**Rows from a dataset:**
++++++++++++++++++++

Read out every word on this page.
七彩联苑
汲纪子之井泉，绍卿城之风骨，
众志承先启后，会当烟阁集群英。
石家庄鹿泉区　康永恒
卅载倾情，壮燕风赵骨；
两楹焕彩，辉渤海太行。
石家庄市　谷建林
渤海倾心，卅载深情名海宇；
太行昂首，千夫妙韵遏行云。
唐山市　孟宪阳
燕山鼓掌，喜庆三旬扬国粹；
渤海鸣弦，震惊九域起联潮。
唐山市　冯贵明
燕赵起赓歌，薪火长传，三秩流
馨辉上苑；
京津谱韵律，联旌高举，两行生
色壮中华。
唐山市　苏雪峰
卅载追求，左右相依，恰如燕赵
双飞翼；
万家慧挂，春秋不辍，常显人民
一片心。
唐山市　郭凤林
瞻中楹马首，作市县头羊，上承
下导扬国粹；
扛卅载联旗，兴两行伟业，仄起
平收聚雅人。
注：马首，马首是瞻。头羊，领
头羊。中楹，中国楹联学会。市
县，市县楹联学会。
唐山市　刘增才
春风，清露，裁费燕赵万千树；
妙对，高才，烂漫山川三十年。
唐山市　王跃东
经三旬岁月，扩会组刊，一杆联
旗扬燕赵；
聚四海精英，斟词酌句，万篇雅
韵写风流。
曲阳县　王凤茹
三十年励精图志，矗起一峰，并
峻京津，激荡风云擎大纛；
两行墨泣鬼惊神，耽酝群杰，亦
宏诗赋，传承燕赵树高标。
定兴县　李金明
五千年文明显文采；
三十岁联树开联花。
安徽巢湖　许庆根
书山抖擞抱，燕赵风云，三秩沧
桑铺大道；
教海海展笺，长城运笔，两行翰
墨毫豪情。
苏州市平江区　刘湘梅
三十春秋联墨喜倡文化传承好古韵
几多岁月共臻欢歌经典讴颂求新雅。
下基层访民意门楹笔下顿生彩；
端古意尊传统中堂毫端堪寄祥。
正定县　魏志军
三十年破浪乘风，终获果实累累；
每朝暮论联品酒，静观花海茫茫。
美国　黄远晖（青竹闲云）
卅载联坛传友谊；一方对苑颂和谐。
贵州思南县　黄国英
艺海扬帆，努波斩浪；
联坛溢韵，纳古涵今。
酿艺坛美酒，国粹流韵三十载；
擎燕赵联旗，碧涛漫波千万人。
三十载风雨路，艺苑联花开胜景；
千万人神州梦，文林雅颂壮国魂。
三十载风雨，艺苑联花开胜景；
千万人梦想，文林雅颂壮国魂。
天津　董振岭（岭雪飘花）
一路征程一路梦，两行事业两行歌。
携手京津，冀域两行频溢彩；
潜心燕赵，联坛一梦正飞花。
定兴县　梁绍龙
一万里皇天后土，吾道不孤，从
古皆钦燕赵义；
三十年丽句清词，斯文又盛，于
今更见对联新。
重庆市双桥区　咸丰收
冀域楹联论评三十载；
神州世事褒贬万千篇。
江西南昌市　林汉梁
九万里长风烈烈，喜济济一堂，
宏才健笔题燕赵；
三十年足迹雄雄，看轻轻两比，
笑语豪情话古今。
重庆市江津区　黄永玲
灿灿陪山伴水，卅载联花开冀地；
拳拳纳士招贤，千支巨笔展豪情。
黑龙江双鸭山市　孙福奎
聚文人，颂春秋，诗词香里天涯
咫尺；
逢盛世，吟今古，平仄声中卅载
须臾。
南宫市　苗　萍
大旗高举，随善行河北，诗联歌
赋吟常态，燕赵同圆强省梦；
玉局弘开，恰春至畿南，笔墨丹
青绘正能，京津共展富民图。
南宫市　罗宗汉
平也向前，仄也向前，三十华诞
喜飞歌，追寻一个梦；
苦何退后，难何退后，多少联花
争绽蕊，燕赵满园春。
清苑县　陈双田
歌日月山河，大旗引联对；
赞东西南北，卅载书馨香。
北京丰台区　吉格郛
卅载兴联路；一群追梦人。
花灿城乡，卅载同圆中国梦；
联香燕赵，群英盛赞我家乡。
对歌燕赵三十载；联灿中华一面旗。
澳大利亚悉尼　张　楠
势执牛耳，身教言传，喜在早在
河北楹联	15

++++++++++++++++++++

**WHAT YOU WILL DO:**
Write down every line of the data exactly as it appears above.

**RESULT:**
Read out every word on this page.
七彩联苑
汲纪子之井泉，绍卿城之风骨，
众志承先启后，会当烟阁集群英。
石家庄鹿泉区　康永恒
卅载倾情，壮燕风赵骨；
两楹焕彩，辉渤海太行。
石家庄市　谷建林
渤海倾心，卅载深情名海宇；
太行昂首，千夫妙韵遏行云。
唐山市　孟宪阳
燕山鼓掌，喜庆三旬扬国粹；
渤海鸣弦，震惊九域起联潮。
唐山市　冯贵明
燕赵起赓歌，薪火长传，三秩流
馨辉上苑；
京津谱韵律，联旌高举，两行生
色壮中华。
唐山市　苏雪峰
卅载追求，左右相依，恰如燕赵
双飞翼；
万家慧挂，春秋不辍，常显人民
一片心。
唐山市　郭凤林
瞻中楹马首，作市县头羊，上承
下导扬国粹；
扛卅载联旗，兴两行伟业，仄起
平收聚雅人。
注：马首，马首是瞻。头羊，领
头羊。中楹，中国楹联学会。市
县，市县楹联学会。
唐山市　刘增才
春风，清露，裁费燕赵万千树；
妙对，高才，烂漫山川三十年。
唐山市　王跃东
经三旬岁月，扩会组刊，一杆联
旗扬燕赵；
聚四海精英，斟词酌句，万篇雅
韵写风流。
曲阳县　王凤茹
三十年励精图志，矗起一峰，并
峻京津，激荡风云擎大纛；
两行墨泣鬼惊神，耽酝群杰，亦
宏诗赋，传承燕赵树高标。
定兴县　李金明
五千年文明显文采；
三十岁联树开联花。
安徽巢湖　许庆根
书山抖擞抱，燕赵风云，三秩沧
桑铺大道；
教海海展笺，长城运笔，两行翰
墨毫豪情。
苏州市平江区　刘湘梅
三十春秋联墨喜倡文化传承好古韵
几多岁月共臻欢歌经典讴颂求新雅。
下基层访民意门楹笔下顿生彩；
端古意尊传统中堂毫端堪寄祥。
正定县　魏志军
三十年破浪乘风，终获果实累累；
每朝暮论联品酒，静观花海茫茫。
美国　黄远晖（青竹闲云）
卅载联坛传友谊；一方对苑颂和谐。
贵州思南县　黄国英
艺海扬帆，努波斩浪；
联坛溢韵，纳古涵今。
酿艺坛美酒，国粹流韵三十载；
擎燕赵联旗，碧涛漫波千万人。
三十载风雨路，艺苑联花开胜景；
千万人神州梦，文林雅颂壮国魂。
三十载风雨，艺苑联花开胜景；
千万人梦想，文林雅颂壮国魂。
天津　董振岭（岭雪飘花）
一路征程一路梦，两行事业两行歌。
携手京津，冀域两行频溢彩；
潜心燕赵，联坛一梦正飞花。
定兴县　梁绍龙
一万里皇天后土，吾道不孤，从
古皆钦燕赵义；
三十年丽句清词，斯文又盛，于
今更见对联新。
重庆市双桥区　咸丰收
冀域楹联论评三十载；
神州世事褒贬万千篇。
江西南昌市　林汉梁
九万里长风烈烈，喜济济一堂，
宏才健笔题燕赵；
三十年足迹雄雄，看轻轻两比，
笑语豪情话古今。
重庆市江津区　黄永玲
灿灿陪山伴水，卅载联花开冀地；
拳拳纳士招贤，千支巨笔展豪情。
黑龙江双鸭山市　孙福奎
聚文人，颂春秋，诗词香里天涯
咫尺；
逢盛世，吟今古，平仄声中卅载
须臾。
南宫市　苗　萍
大旗高举，随善行河北，诗联歌
赋吟常态，燕赵同圆强省梦；
玉局弘开，恰春至畿南，笔墨丹
青绘正能，京津共展富民图。
南宫市　罗宗汉
平也向前，仄也向前，三十华诞
喜飞歌，追寻一个梦；
苦何退后，难何退后，多少联花
争绽蕊，燕赵满园春。
清苑县　陈双田
歌日月山河，大旗引联对；
赞东西南北，卅载书馨香。
北京丰台区　吉格郛
卅载兴联路；一群追梦人。
花灿城乡，卅载同圆中国梦；
联香燕赵，群英盛赞我家乡。
对歌燕赵三十载；联灿中华一面旗。
澳大利亚悉尼　张　楠
势执牛耳，身教言传，喜在早在
河北楹联	15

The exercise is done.